YOUR INSTRUCTIONS: Please reproduce every one of the lines below word for word, leaving out the pictures.

EXERCISE DATA:
.....

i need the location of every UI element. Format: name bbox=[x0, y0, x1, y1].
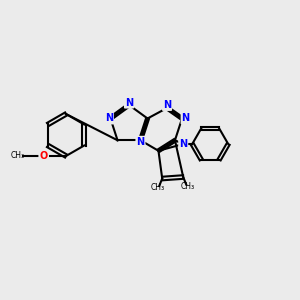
Text: N: N bbox=[125, 98, 133, 108]
Text: N: N bbox=[182, 113, 190, 124]
Text: N: N bbox=[163, 100, 171, 110]
Text: O: O bbox=[39, 151, 48, 161]
Text: N: N bbox=[136, 137, 145, 147]
Text: N: N bbox=[179, 139, 187, 149]
Text: CH₃: CH₃ bbox=[151, 183, 165, 192]
Text: CH₃: CH₃ bbox=[11, 152, 25, 160]
Text: CH₃: CH₃ bbox=[181, 182, 195, 190]
Text: N: N bbox=[105, 113, 113, 124]
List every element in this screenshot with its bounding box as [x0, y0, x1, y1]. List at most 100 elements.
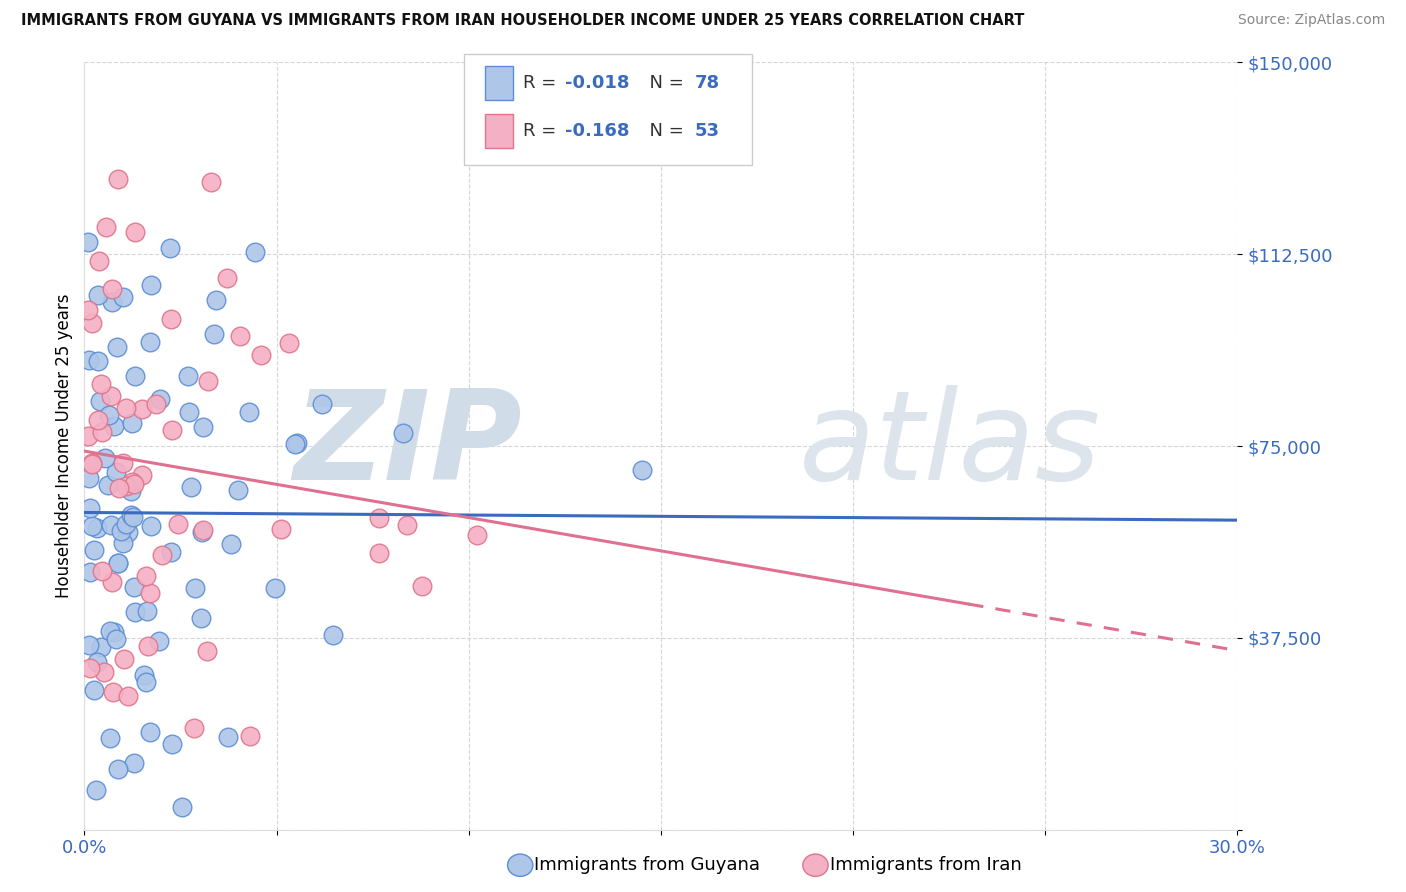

.....

REPLY:
i need the location of every UI element. Format: name bbox=[x0, y0, x1, y1].
Text: N: N bbox=[125, 98, 133, 108]
Text: N: N bbox=[182, 113, 190, 124]
Text: N: N bbox=[163, 100, 171, 110]
Text: O: O bbox=[39, 151, 48, 161]
Text: N: N bbox=[136, 137, 145, 147]
Text: N: N bbox=[179, 139, 187, 149]
Text: CH₃: CH₃ bbox=[151, 183, 165, 192]
Text: CH₃: CH₃ bbox=[11, 152, 25, 160]
Text: CH₃: CH₃ bbox=[181, 182, 195, 190]
Text: N: N bbox=[105, 113, 113, 124]
List every element in this screenshot with its bounding box as [x0, y0, x1, y1]. List at most 100 elements.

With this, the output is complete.